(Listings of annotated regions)
################

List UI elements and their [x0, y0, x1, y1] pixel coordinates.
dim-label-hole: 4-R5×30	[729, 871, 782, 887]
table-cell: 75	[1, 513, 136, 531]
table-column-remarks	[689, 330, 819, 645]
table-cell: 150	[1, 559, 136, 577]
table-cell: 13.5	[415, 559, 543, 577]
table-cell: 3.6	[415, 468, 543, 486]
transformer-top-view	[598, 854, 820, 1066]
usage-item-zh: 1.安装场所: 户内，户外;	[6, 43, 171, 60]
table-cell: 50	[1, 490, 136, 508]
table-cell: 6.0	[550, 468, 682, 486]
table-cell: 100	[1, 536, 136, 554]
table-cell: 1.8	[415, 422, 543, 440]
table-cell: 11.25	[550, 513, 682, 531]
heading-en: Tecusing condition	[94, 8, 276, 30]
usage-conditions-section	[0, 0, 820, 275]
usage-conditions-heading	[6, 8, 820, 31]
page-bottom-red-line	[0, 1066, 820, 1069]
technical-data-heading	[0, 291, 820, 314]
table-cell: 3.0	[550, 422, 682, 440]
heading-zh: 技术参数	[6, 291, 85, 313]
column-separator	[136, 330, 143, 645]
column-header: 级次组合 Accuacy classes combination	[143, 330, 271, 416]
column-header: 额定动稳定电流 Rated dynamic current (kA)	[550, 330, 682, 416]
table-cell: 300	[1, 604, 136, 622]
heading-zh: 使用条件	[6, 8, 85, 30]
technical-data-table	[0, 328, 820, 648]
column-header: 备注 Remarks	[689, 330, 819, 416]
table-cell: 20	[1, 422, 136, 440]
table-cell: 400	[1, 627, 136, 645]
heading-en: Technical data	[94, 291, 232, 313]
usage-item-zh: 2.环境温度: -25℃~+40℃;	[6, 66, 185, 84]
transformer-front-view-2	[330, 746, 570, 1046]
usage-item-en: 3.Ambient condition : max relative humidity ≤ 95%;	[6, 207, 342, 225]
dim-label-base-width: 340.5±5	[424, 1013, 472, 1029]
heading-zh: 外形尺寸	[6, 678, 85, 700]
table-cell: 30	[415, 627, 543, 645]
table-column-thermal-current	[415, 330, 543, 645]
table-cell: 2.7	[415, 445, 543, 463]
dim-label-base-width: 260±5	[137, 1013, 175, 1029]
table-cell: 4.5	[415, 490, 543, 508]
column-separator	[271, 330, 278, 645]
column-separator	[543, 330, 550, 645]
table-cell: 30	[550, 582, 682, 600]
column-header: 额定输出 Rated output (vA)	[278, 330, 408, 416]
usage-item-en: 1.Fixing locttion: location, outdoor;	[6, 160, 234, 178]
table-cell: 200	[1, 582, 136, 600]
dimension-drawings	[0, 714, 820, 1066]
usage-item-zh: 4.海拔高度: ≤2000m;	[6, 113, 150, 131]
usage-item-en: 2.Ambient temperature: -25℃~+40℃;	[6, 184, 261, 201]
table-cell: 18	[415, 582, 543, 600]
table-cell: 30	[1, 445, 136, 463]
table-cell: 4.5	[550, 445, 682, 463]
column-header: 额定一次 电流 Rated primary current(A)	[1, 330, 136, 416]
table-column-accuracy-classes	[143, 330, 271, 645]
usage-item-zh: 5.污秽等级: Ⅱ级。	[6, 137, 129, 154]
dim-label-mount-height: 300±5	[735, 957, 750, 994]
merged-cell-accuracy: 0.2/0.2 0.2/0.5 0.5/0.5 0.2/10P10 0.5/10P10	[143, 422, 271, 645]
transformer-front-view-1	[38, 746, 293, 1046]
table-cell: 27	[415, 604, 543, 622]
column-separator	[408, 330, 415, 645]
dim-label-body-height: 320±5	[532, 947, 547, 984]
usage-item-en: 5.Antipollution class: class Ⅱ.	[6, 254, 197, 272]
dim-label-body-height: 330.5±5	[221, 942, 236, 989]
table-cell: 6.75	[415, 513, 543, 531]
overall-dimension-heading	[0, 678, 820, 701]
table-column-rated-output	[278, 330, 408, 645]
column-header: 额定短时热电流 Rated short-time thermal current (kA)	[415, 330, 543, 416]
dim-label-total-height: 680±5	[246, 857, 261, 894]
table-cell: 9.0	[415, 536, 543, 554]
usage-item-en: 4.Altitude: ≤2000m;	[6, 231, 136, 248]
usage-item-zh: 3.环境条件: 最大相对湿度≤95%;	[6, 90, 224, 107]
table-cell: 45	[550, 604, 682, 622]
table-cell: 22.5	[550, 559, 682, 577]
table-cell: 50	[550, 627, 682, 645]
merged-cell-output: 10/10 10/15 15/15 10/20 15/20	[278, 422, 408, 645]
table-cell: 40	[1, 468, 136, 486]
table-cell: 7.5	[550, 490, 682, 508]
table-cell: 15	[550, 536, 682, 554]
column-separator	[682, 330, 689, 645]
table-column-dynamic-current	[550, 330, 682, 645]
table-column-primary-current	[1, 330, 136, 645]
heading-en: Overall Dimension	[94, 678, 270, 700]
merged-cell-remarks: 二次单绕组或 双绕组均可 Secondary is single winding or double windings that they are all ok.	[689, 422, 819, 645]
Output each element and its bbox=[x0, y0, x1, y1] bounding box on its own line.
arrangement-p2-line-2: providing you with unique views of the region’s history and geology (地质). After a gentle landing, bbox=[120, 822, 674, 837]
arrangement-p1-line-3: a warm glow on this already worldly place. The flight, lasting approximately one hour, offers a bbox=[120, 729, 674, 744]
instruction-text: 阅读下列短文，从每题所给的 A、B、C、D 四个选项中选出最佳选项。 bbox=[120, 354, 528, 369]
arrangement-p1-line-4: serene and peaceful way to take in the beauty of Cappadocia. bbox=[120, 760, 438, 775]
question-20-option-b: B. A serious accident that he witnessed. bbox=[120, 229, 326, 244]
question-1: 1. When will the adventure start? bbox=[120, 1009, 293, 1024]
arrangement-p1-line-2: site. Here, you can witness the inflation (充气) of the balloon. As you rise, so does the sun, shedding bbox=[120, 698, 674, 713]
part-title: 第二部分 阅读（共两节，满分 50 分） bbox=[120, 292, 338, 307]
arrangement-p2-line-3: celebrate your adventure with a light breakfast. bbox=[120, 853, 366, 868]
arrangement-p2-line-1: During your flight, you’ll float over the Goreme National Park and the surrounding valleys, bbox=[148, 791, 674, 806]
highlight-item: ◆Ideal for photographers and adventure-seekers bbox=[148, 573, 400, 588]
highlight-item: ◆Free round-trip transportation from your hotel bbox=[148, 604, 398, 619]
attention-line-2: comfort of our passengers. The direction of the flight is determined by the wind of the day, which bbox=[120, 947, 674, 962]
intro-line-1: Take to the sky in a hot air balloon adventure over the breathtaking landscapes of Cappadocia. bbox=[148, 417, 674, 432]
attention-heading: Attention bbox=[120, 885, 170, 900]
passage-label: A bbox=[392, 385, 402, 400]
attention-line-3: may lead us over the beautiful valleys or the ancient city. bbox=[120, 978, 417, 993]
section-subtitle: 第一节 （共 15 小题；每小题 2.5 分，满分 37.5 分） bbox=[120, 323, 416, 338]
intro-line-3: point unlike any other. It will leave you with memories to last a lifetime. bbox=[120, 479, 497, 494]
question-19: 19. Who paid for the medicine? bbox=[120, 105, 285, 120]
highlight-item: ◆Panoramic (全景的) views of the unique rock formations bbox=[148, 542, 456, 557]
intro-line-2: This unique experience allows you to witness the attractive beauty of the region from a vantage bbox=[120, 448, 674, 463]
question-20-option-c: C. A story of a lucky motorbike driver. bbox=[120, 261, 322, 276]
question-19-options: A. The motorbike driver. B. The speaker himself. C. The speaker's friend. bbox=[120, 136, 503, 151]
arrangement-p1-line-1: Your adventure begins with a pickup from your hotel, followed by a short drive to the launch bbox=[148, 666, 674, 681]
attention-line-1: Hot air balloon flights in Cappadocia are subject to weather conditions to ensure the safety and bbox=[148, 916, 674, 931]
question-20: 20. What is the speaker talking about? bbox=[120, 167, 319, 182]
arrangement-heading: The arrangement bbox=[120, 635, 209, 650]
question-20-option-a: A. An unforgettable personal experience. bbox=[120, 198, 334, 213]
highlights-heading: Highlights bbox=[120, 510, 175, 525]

################

**Exercise details**
Copy out the items word for word, from the first line through the line containing "746, 570, 1046]".

**Reply to the task**
List UI elements and their [x0, y0, x1, y1] pixel coordinates.
dim-label-hole: 4-R5×30	[729, 871, 782, 887]
table-cell: 75	[1, 513, 136, 531]
table-column-remarks	[689, 330, 819, 645]
table-cell: 150	[1, 559, 136, 577]
table-cell: 13.5	[415, 559, 543, 577]
table-cell: 3.6	[415, 468, 543, 486]
transformer-top-view	[598, 854, 820, 1066]
usage-item-zh: 1.安装场所: 户内，户外;	[6, 43, 171, 60]
table-cell: 50	[1, 490, 136, 508]
table-cell: 6.0	[550, 468, 682, 486]
table-cell: 100	[1, 536, 136, 554]
table-cell: 1.8	[415, 422, 543, 440]
table-cell: 11.25	[550, 513, 682, 531]
heading-en: Tecusing condition	[94, 8, 276, 30]
usage-conditions-section	[0, 0, 820, 275]
usage-conditions-heading	[6, 8, 820, 31]
page-bottom-red-line	[0, 1066, 820, 1069]
technical-data-heading	[0, 291, 820, 314]
table-cell: 3.0	[550, 422, 682, 440]
heading-zh: 技术参数	[6, 291, 85, 313]
column-separator	[136, 330, 143, 645]
column-header: 级次组合 Accuacy classes combination	[143, 330, 271, 416]
column-header: 额定动稳定电流 Rated dynamic current (kA)	[550, 330, 682, 416]
table-cell: 300	[1, 604, 136, 622]
heading-zh: 使用条件	[6, 8, 85, 30]
technical-data-table	[0, 328, 820, 648]
column-header: 备注 Remarks	[689, 330, 819, 416]
table-cell: 20	[1, 422, 136, 440]
table-cell: 400	[1, 627, 136, 645]
heading-en: Technical data	[94, 291, 232, 313]
usage-item-zh: 2.环境温度: -25℃~+40℃;	[6, 66, 185, 84]
transformer-front-view-2	[330, 746, 570, 1046]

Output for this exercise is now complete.